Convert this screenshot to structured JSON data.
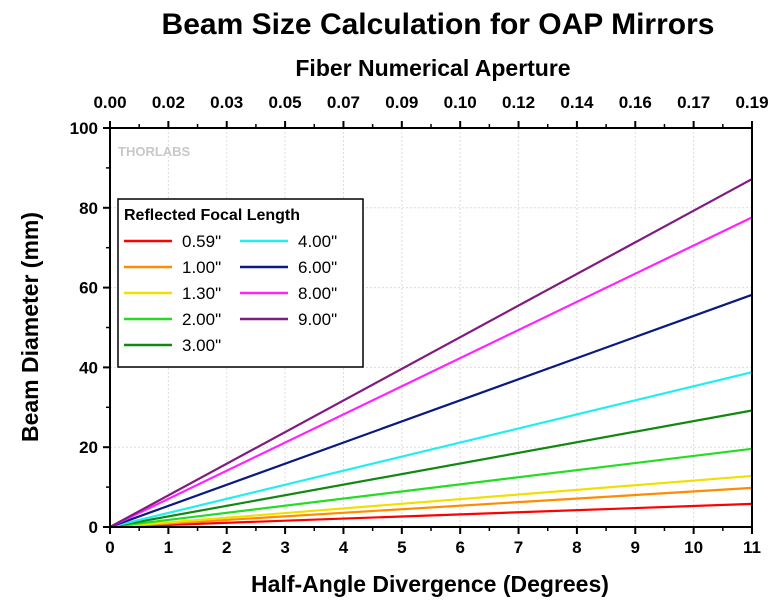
{
  "chart_data": {
    "type": "line",
    "title": "Beam Size Calculation for OAP Mirrors",
    "xlabel": "Half-Angle Divergence (Degrees)",
    "ylabel": "Beam Diameter (mm)",
    "x2label": "Fiber Numerical Aperture",
    "xlim": [
      0,
      11
    ],
    "ylim": [
      0,
      100
    ],
    "x_ticks": [
      "0",
      "1",
      "2",
      "3",
      "4",
      "5",
      "6",
      "7",
      "8",
      "9",
      "10",
      "11"
    ],
    "y_ticks": [
      "0",
      "20",
      "40",
      "60",
      "80",
      "100"
    ],
    "x2_ticks": [
      "0.00",
      "0.02",
      "0.03",
      "0.05",
      "0.07",
      "0.09",
      "0.10",
      "0.12",
      "0.14",
      "0.16",
      "0.17",
      "0.19"
    ],
    "grid": true,
    "legend_title": "Reflected Focal Length",
    "legend_position": "upper-left",
    "watermark": "THORLABS",
    "series": [
      {
        "name": "0.59\"",
        "color": "#ff0000",
        "x": [
          0,
          11
        ],
        "y": [
          0,
          5.8
        ]
      },
      {
        "name": "1.00\"",
        "color": "#ff8c00",
        "x": [
          0,
          11
        ],
        "y": [
          0,
          9.8
        ]
      },
      {
        "name": "1.30\"",
        "color": "#f0e000",
        "x": [
          0,
          11
        ],
        "y": [
          0,
          12.8
        ]
      },
      {
        "name": "2.00\"",
        "color": "#22dd22",
        "x": [
          0,
          11
        ],
        "y": [
          0,
          19.6
        ]
      },
      {
        "name": "3.00\"",
        "color": "#118811",
        "x": [
          0,
          11
        ],
        "y": [
          0,
          29.2
        ]
      },
      {
        "name": "4.00\"",
        "color": "#22eeee",
        "x": [
          0,
          11
        ],
        "y": [
          0,
          38.8
        ]
      },
      {
        "name": "6.00\"",
        "color": "#0a1a80",
        "x": [
          0,
          11
        ],
        "y": [
          0,
          58.2
        ]
      },
      {
        "name": "8.00\"",
        "color": "#ff22ff",
        "x": [
          0,
          11
        ],
        "y": [
          0,
          77.6
        ]
      },
      {
        "name": "9.00\"",
        "color": "#801c80",
        "x": [
          0,
          11
        ],
        "y": [
          0,
          87.2
        ]
      }
    ]
  }
}
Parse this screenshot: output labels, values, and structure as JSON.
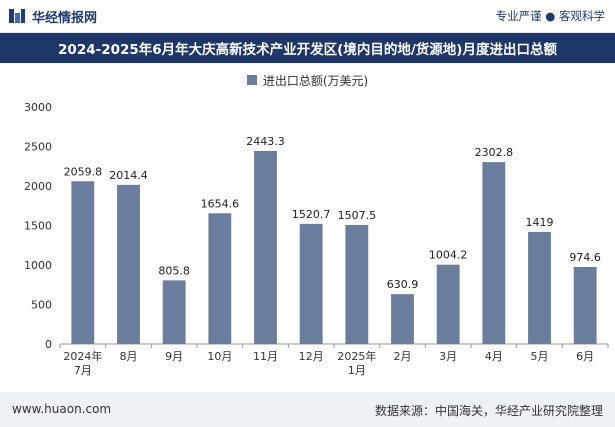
{
  "header": {
    "brand_name": "华经情报网",
    "tagline": "专业严谨 ● 客观科学"
  },
  "chart_data": {
    "type": "bar",
    "title": "2024-2025年6月年大庆高新技术产业开发区(境内目的地/货源地)月度进出口总额",
    "categories": [
      "2024年\n7月",
      "8月",
      "9月",
      "10月",
      "11月",
      "12月",
      "2025年\n1月",
      "2月",
      "3月",
      "4月",
      "5月",
      "6月"
    ],
    "series": [
      {
        "name": "进出口总额(万美元)",
        "values": [
          2059.8,
          2014.4,
          805.8,
          1654.6,
          2443.3,
          1520.7,
          1507.5,
          630.9,
          1004.2,
          2302.8,
          1419,
          974.6
        ],
        "labels": [
          "2059.8",
          "2014.4",
          "805.8",
          "1654.6",
          "2443.3",
          "1520.7",
          "1507.5",
          "630.9",
          "1004.2",
          "2302.8",
          "1419",
          "974.6"
        ]
      }
    ],
    "ylim": [
      0,
      3000
    ],
    "yticks": [
      0,
      500,
      1000,
      1500,
      2000,
      2500,
      3000
    ],
    "legend_position": "top-center",
    "grid": false,
    "bar_color": "#6b7d9d"
  },
  "footer": {
    "url": "www.huaon.com",
    "source": "数据来源：中国海关，华经产业研究院整理"
  }
}
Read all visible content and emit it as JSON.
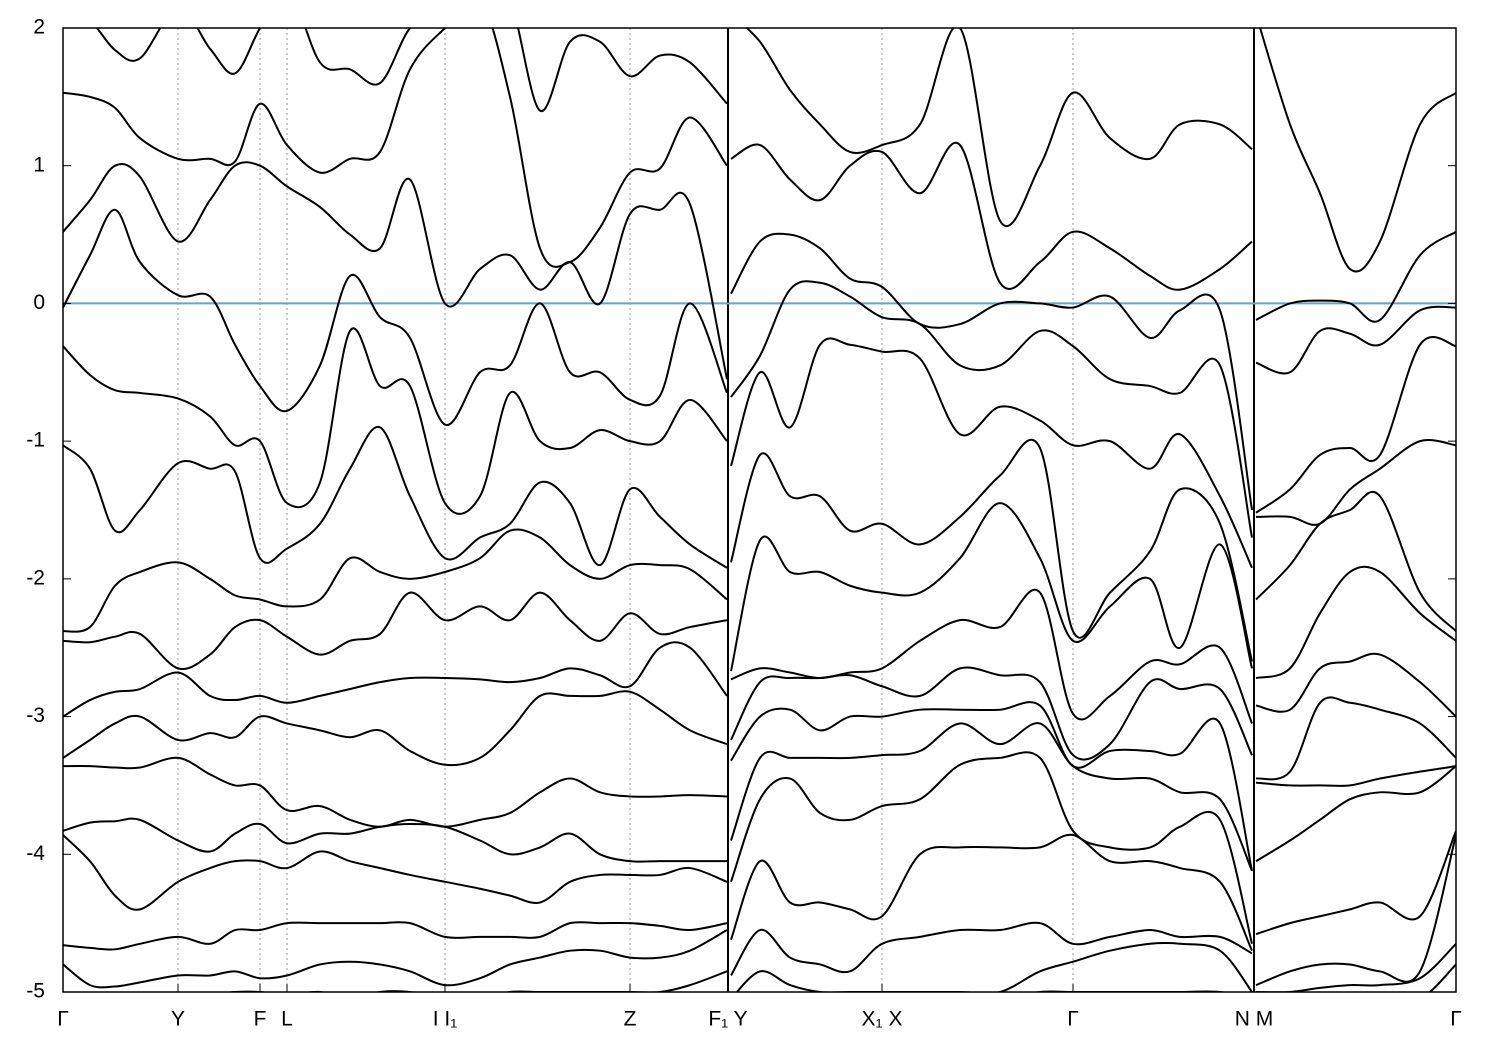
{
  "chart_data": {
    "type": "line",
    "x": [
      0,
      0.27,
      0.52,
      0.77,
      1.15,
      1.47,
      1.72,
      1.97,
      2.24,
      2.57,
      2.87,
      3.17,
      3.47,
      3.82,
      4.17,
      4.47,
      4.77,
      5.07,
      5.37,
      5.67,
      5.97,
      6.27,
      6.64,
      6.65,
      6.68,
      6.97,
      7.27,
      7.57,
      7.87,
      8.19,
      8.57,
      8.97,
      9.37,
      9.77,
      10.1,
      10.47,
      10.87,
      11.17,
      11.57,
      11.89,
      11.91,
      11.93,
      12.27,
      12.57,
      12.87,
      13.17,
      13.57,
      13.93
    ],
    "series": [
      {
        "color": "#000000",
        "values": [
          2.1,
          2.05,
          1.84,
          1.78,
          2.15,
          1.85,
          1.67,
          2.0,
          2.3,
          1.75,
          1.7,
          1.6,
          2.0,
          2.2,
          2.3,
          2.2,
          1.4,
          1.9,
          1.9,
          1.65,
          1.8,
          1.75,
          1.45,
          null,
          2.1,
          1.9,
          1.55,
          1.3,
          1.1,
          1.15,
          1.3,
          2.0,
          0.6,
          1.0,
          1.53,
          1.2,
          1.05,
          1.3,
          1.3,
          1.12,
          null,
          2.1,
          1.3,
          0.8,
          0.25,
          0.45,
          1.3,
          1.53
        ]
      },
      {
        "color": "#000000",
        "values": [
          1.53,
          1.5,
          1.42,
          1.2,
          1.05,
          1.05,
          1.03,
          1.45,
          1.15,
          0.95,
          1.05,
          1.1,
          1.7,
          2.0,
          2.2,
          1.5,
          0.4,
          0.3,
          0.55,
          0.95,
          0.98,
          1.35,
          1.0,
          null,
          1.05,
          1.15,
          0.9,
          0.75,
          1.0,
          1.1,
          0.8,
          1.15,
          0.15,
          0.3,
          0.52,
          0.4,
          0.2,
          0.1,
          0.25,
          0.45,
          null,
          -0.12,
          0.0,
          0.02,
          0.0,
          -0.12,
          0.35,
          0.52
        ]
      },
      {
        "color": "#000000",
        "values": [
          0.52,
          0.75,
          1.0,
          0.92,
          0.45,
          0.75,
          1.0,
          1.0,
          0.85,
          0.7,
          0.5,
          0.4,
          0.9,
          0.0,
          0.25,
          0.35,
          0.1,
          0.3,
          0.0,
          0.65,
          0.68,
          0.72,
          -0.55,
          null,
          0.07,
          0.45,
          0.5,
          0.4,
          0.18,
          0.12,
          -0.15,
          -0.15,
          0.0,
          0.0,
          -0.03,
          0.05,
          -0.25,
          -0.05,
          -0.05,
          -1.5,
          null,
          -0.43,
          -0.5,
          -0.2,
          -0.22,
          -0.3,
          -0.05,
          -0.03
        ]
      },
      {
        "color": "#000000",
        "values": [
          -0.03,
          0.35,
          0.68,
          0.3,
          0.06,
          0.05,
          -0.3,
          -0.6,
          -0.78,
          -0.45,
          0.2,
          -0.1,
          -0.25,
          -0.88,
          -0.5,
          -0.45,
          0.0,
          -0.5,
          -0.5,
          -0.7,
          -0.67,
          0.0,
          -0.65,
          null,
          -0.68,
          -0.38,
          0.1,
          0.15,
          0.05,
          -0.1,
          -0.15,
          -0.45,
          -0.45,
          -0.2,
          -0.31,
          -0.55,
          -0.6,
          -0.65,
          -0.45,
          -1.7,
          null,
          -1.52,
          -1.35,
          -1.1,
          -1.05,
          -1.1,
          -0.3,
          -0.31
        ]
      },
      {
        "color": "#000000",
        "values": [
          -0.31,
          -0.52,
          -0.63,
          -0.65,
          -0.69,
          -0.82,
          -1.03,
          -1.0,
          -1.45,
          -1.3,
          -0.2,
          -0.6,
          -0.6,
          -1.45,
          -1.4,
          -0.65,
          -1.0,
          -1.05,
          -0.92,
          -1.0,
          -1.0,
          -0.7,
          -1.0,
          null,
          -1.18,
          -0.5,
          -0.9,
          -0.3,
          -0.3,
          -0.35,
          -0.4,
          -0.95,
          -0.75,
          -0.85,
          -1.03,
          -1.0,
          -1.2,
          -0.95,
          -1.4,
          -1.92,
          null,
          -1.55,
          -1.55,
          -1.6,
          -1.35,
          -1.2,
          -1.0,
          -1.03
        ]
      },
      {
        "color": "#000000",
        "values": [
          -1.03,
          -1.2,
          -1.65,
          -1.5,
          -1.16,
          -1.2,
          -1.22,
          -1.85,
          -1.78,
          -1.6,
          -1.2,
          -0.9,
          -1.4,
          -1.85,
          -1.7,
          -1.6,
          -1.3,
          -1.45,
          -1.9,
          -1.35,
          -1.55,
          -1.75,
          -1.92,
          null,
          -1.88,
          -1.1,
          -1.4,
          -1.4,
          -1.65,
          -1.6,
          -1.75,
          -1.55,
          -1.25,
          -1.05,
          -2.38,
          -2.1,
          -1.8,
          -1.35,
          -1.6,
          -2.6,
          null,
          -2.15,
          -1.9,
          -1.6,
          -1.5,
          -1.4,
          -2.1,
          -2.38
        ]
      },
      {
        "color": "#000000",
        "values": [
          -2.38,
          -2.35,
          -2.05,
          -1.95,
          -1.88,
          -2.0,
          -2.12,
          -2.15,
          -2.2,
          -2.15,
          -1.85,
          -1.95,
          -2.0,
          -1.95,
          -1.85,
          -1.65,
          -1.7,
          -1.9,
          -2.0,
          -1.9,
          -1.9,
          -1.93,
          -2.15,
          null,
          -2.67,
          -1.72,
          -1.95,
          -1.95,
          -2.05,
          -2.1,
          -2.1,
          -1.85,
          -1.45,
          -1.85,
          -2.45,
          -2.2,
          -2.0,
          -2.5,
          -1.75,
          -2.65,
          null,
          -2.72,
          -2.65,
          -2.25,
          -1.95,
          -1.95,
          -2.25,
          -2.45
        ]
      },
      {
        "color": "#000000",
        "values": [
          -2.45,
          -2.46,
          -2.42,
          -2.4,
          -2.65,
          -2.55,
          -2.35,
          -2.3,
          -2.42,
          -2.55,
          -2.45,
          -2.4,
          -2.1,
          -2.3,
          -2.2,
          -2.3,
          -2.1,
          -2.3,
          -2.45,
          -2.25,
          -2.4,
          -2.35,
          -2.3,
          null,
          -2.73,
          -2.65,
          -2.68,
          -2.72,
          -2.68,
          -2.65,
          -2.45,
          -2.3,
          -2.35,
          -2.1,
          -2.98,
          -2.85,
          -2.6,
          -2.62,
          -2.5,
          -3.05,
          null,
          -2.92,
          -2.95,
          -2.65,
          -2.6,
          -2.55,
          -2.75,
          -3.0
        ]
      },
      {
        "color": "#000000",
        "values": [
          -3.0,
          -2.88,
          -2.82,
          -2.8,
          -2.68,
          -2.85,
          -2.88,
          -2.85,
          -2.9,
          -2.85,
          -2.8,
          -2.75,
          -2.72,
          -2.72,
          -2.73,
          -2.75,
          -2.72,
          -2.65,
          -2.7,
          -2.78,
          -2.5,
          -2.5,
          -2.85,
          null,
          -3.17,
          -2.75,
          -2.72,
          -2.72,
          -2.7,
          -2.78,
          -2.85,
          -2.65,
          -2.7,
          -2.75,
          -3.28,
          -3.2,
          -2.75,
          -2.8,
          -2.8,
          -3.28,
          null,
          -3.45,
          -3.4,
          -2.9,
          -2.9,
          -2.95,
          -3.05,
          -3.3
        ]
      },
      {
        "color": "#000000",
        "values": [
          -3.3,
          -3.17,
          -3.05,
          -3.0,
          -3.17,
          -3.12,
          -3.15,
          -3.0,
          -3.05,
          -3.1,
          -3.15,
          -3.1,
          -3.25,
          -3.35,
          -3.3,
          -3.1,
          -2.85,
          -2.85,
          -2.85,
          -2.82,
          -2.95,
          -3.1,
          -3.2,
          null,
          -3.32,
          -3.0,
          -2.95,
          -3.1,
          -3.0,
          -3.0,
          -2.95,
          -2.95,
          -2.95,
          -2.92,
          -3.36,
          -3.25,
          -3.25,
          -3.27,
          -3.05,
          -4.12,
          null,
          -3.48,
          -3.5,
          -3.5,
          -3.5,
          -3.45,
          -3.4,
          -3.36
        ]
      },
      {
        "color": "#000000",
        "values": [
          -3.36,
          -3.36,
          -3.37,
          -3.37,
          -3.3,
          -3.42,
          -3.5,
          -3.5,
          -3.68,
          -3.65,
          -3.75,
          -3.8,
          -3.75,
          -3.8,
          -3.75,
          -3.7,
          -3.55,
          -3.45,
          -3.55,
          -3.58,
          -3.58,
          -3.57,
          -3.58,
          null,
          -3.9,
          -3.3,
          -3.3,
          -3.3,
          -3.3,
          -3.28,
          -3.25,
          -3.05,
          -3.2,
          -3.05,
          -3.36,
          -3.45,
          -3.45,
          -3.55,
          -3.6,
          -4.12,
          null,
          -4.05,
          -3.9,
          -3.75,
          -3.6,
          -3.55,
          -3.55,
          -3.36
        ]
      },
      {
        "color": "#000000",
        "values": [
          -3.83,
          -3.77,
          -3.76,
          -3.75,
          -3.9,
          -3.98,
          -3.85,
          -3.78,
          -3.92,
          -3.85,
          -3.85,
          -3.8,
          -3.78,
          -3.8,
          -3.9,
          -4.0,
          -3.95,
          -3.85,
          -4.0,
          -4.05,
          -4.05,
          -4.05,
          -4.05,
          null,
          -4.2,
          -3.6,
          -3.45,
          -3.7,
          -3.75,
          -3.65,
          -3.6,
          -3.35,
          -3.3,
          -3.3,
          -3.83,
          -3.95,
          -3.95,
          -3.8,
          -3.75,
          -4.65,
          null,
          -4.58,
          -4.5,
          -4.45,
          -4.4,
          -4.35,
          -4.45,
          -3.83
        ]
      },
      {
        "color": "#000000",
        "values": [
          -3.86,
          -4.05,
          -4.3,
          -4.4,
          -4.2,
          -4.1,
          -4.05,
          -4.05,
          -4.1,
          -3.98,
          -4.05,
          -4.1,
          -4.15,
          -4.2,
          -4.25,
          -4.3,
          -4.35,
          -4.2,
          -4.15,
          -4.15,
          -4.15,
          -4.1,
          -4.2,
          null,
          -4.62,
          -4.05,
          -4.35,
          -4.35,
          -4.4,
          -4.45,
          -4.0,
          -3.95,
          -3.95,
          -3.95,
          -3.86,
          -4.05,
          -4.05,
          -4.1,
          -4.2,
          -4.7,
          null,
          -4.95,
          -4.85,
          -4.8,
          -4.8,
          -4.85,
          -4.85,
          -3.86
        ]
      },
      {
        "color": "#000000",
        "values": [
          -4.66,
          -4.68,
          -4.69,
          -4.65,
          -4.6,
          -4.65,
          -4.55,
          -4.55,
          -4.5,
          -4.5,
          -4.5,
          -4.5,
          -4.5,
          -4.6,
          -4.6,
          -4.6,
          -4.6,
          -4.5,
          -4.5,
          -4.5,
          -4.52,
          -4.55,
          -4.5,
          null,
          -4.88,
          -4.55,
          -4.75,
          -4.8,
          -4.85,
          -4.65,
          -4.6,
          -4.55,
          -4.55,
          -4.5,
          -4.65,
          -4.6,
          -4.55,
          -4.6,
          -4.6,
          -4.72,
          null,
          -5.0,
          -5.0,
          -4.97,
          -4.95,
          -4.95,
          -4.9,
          -4.65
        ]
      },
      {
        "color": "#000000",
        "values": [
          -4.8,
          -4.95,
          -4.96,
          -4.93,
          -4.88,
          -4.88,
          -4.85,
          -4.9,
          -4.88,
          -4.8,
          -4.78,
          -4.8,
          -4.85,
          -4.95,
          -4.9,
          -4.8,
          -4.75,
          -4.7,
          -4.7,
          -4.75,
          -4.75,
          -4.7,
          -4.55,
          null,
          -5.05,
          -4.85,
          -4.95,
          -5.0,
          -5.0,
          -5.0,
          -5.0,
          -5.0,
          -5.0,
          -4.85,
          -4.78,
          -4.7,
          -4.65,
          -4.65,
          -4.7,
          -5.0,
          null,
          -5.05,
          -5.05,
          -5.05,
          -5.05,
          -5.05,
          -5.05,
          -4.8
        ]
      },
      {
        "color": "#000000",
        "values": [
          -5.05,
          -5.1,
          -5.1,
          -5.1,
          -5.05,
          -5.02,
          -5.0,
          -5.0,
          -5.02,
          -5.0,
          -5.05,
          -5.0,
          -5.0,
          -5.05,
          -5.05,
          -5.0,
          -5.0,
          -5.0,
          -5.0,
          -5.0,
          -5.0,
          -4.95,
          -4.85,
          null,
          -5.1,
          -5.05,
          -5.1,
          -5.1,
          -5.1,
          -5.1,
          -5.05,
          -5.05,
          -5.05,
          -5.0,
          -5.0,
          -5.0,
          -5.0,
          -5.0,
          -5.0,
          -5.05,
          null,
          -5.1,
          -5.1,
          -5.1,
          -5.1,
          -5.1,
          -5.1,
          -5.05
        ]
      }
    ],
    "xlim": [
      0,
      13.93
    ],
    "ylim": [
      -5,
      2
    ],
    "xticks": [
      {
        "value": 0,
        "label": "Γ"
      },
      {
        "value": 1.15,
        "label": "Y"
      },
      {
        "value": 1.97,
        "label": "F"
      },
      {
        "value": 2.24,
        "label": "L"
      },
      {
        "value": 3.82,
        "label": "I  I₁"
      },
      {
        "value": 5.67,
        "label": "Z"
      },
      {
        "value": 6.65,
        "label": "F₁ Y"
      },
      {
        "value": 8.19,
        "label": "X₁ X"
      },
      {
        "value": 10.1,
        "label": "Γ"
      },
      {
        "value": 11.91,
        "label": "N M"
      },
      {
        "value": 13.93,
        "label": "Γ"
      }
    ],
    "yticks": [
      -5,
      -4,
      -3,
      -2,
      -1,
      0,
      1,
      2
    ],
    "grid": "x",
    "reference_line": {
      "value": 0,
      "color": "#5aa9c8"
    }
  }
}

Exercise prompt:
Scan the material above for the string "this" and return the lines that hold it.

Written solution:
Convert this screenshot to structured JSON data.
Parse this screenshot: output labels, values, and structure as JSON.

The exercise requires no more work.